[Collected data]
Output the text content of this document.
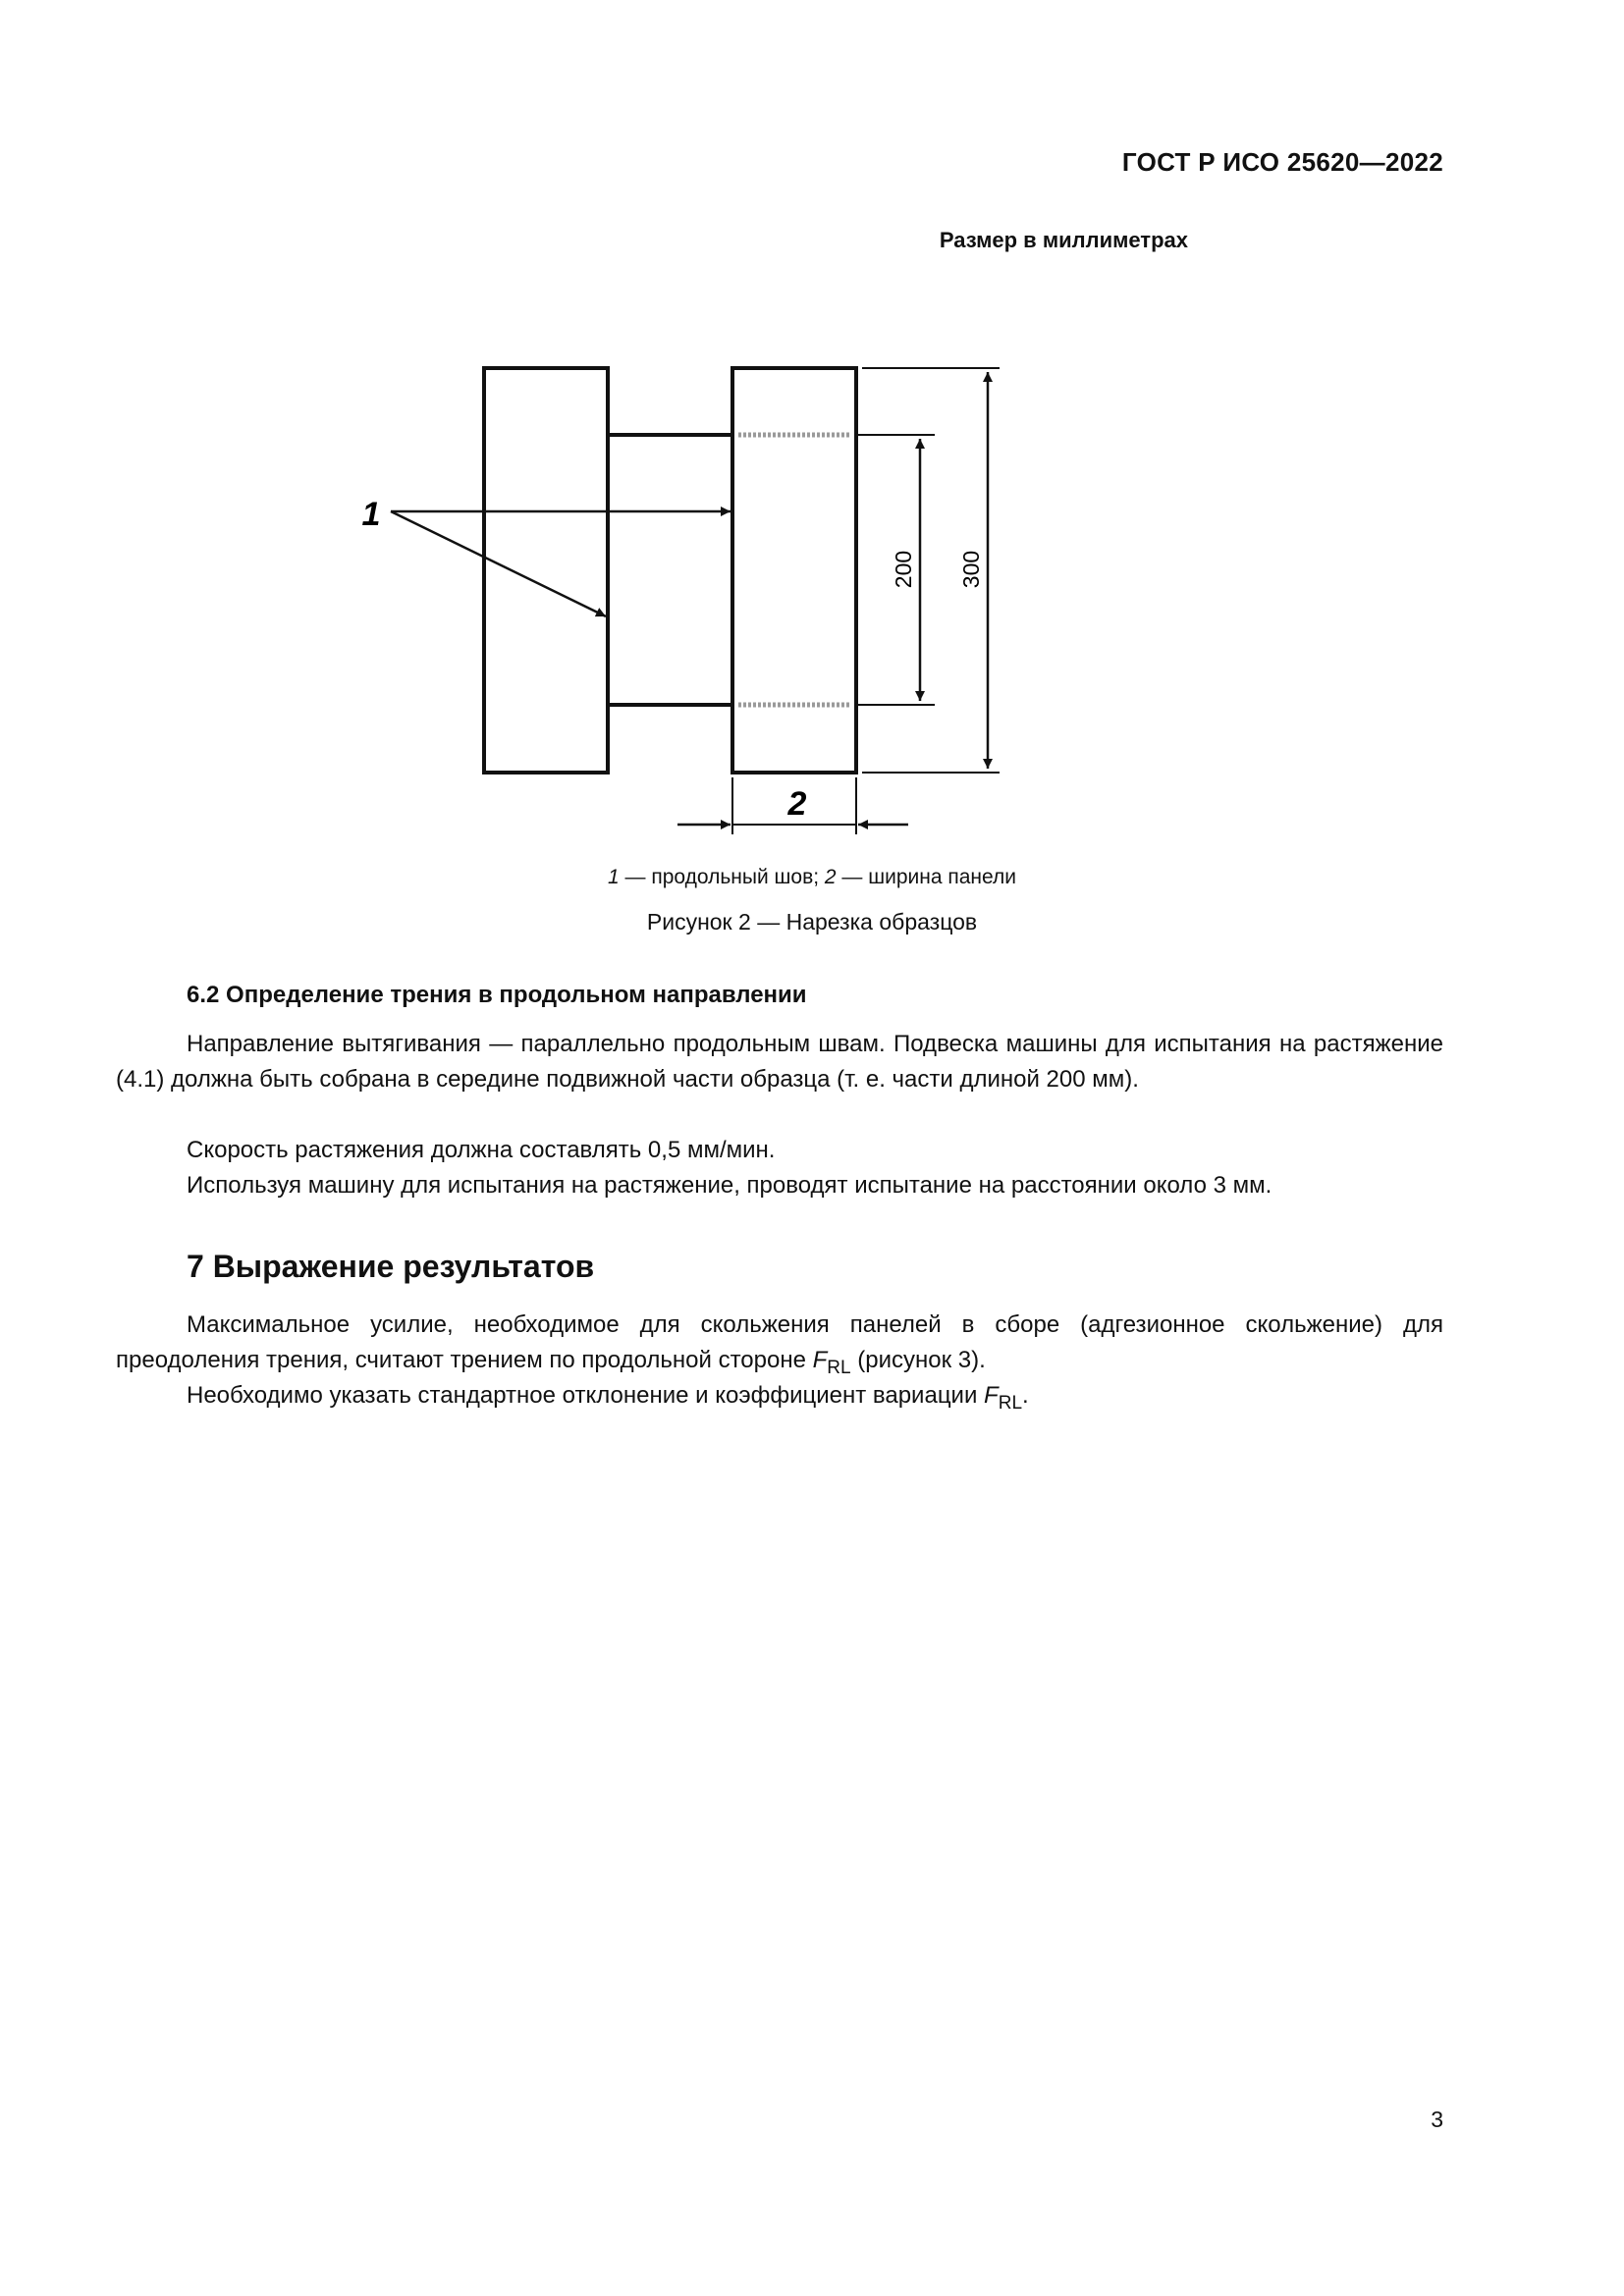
ГОСТ Р ИСО 25620—2022
Размер в миллиметрах
200 300
2
1
1 — продольный шов; 2 — ширина панели
Рисунок 2 — Нарезка образцов
6.2 Определение трения в продольном направлении

Направление вытягивания — параллельно продольным швам. Подвеска машины для испытания на растяжение (4.1) должна быть собрана в середине подвижной части образца (т. е. части длиной 200 мм).

Скорость растяжения должна составлять 0,5 мм/мин.

Используя машину для испытания на растяжение, проводят испытание на расстоянии около 3 мм.

7 Выражение результатов

Максимальное усилие, необходимое для скольжения панелей в сборе (адгезионное скольжение) для преодоления трения, считают трением по продольной стороне $F_{RL}$ (рисунок 3).

Необходимо указать стандартное отклонение и коэффициент вариации $F_{RL}$.

3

▶ **OBJECTIVE**
Repeat the listing above exactly, with no pictures.

▶ **SOLUTION FOR THIS EXERCISE**
Output the text content of this document.
ГОСТ Р ИСО 25620—2022
Размер в миллиметрах
200 300
2
1
1 — продольный шов; 2 — ширина панели
Рисунок 2 — Нарезка образцов
6.2 Определение трения в продольном направлении

Направление вытягивания — параллельно продольным швам. Подвеска машины для испытания на растяжение (4.1) должна быть собрана в середине подвижной части образца (т. е. части длиной 200 мм).

Скорость растяжения должна составлять 0,5 мм/мин.

Используя машину для испытания на растяжение, проводят испытание на расстоянии около 3 мм.

7 Выражение результатов

Максимальное усилие, необходимое для скольжения панелей в сборе (адгезионное скольжение) для преодоления трения, считают трением по продольной стороне $F_{RL}$ (рисунок 3).

Необходимо указать стандартное отклонение и коэффициент вариации $F_{RL}$.

3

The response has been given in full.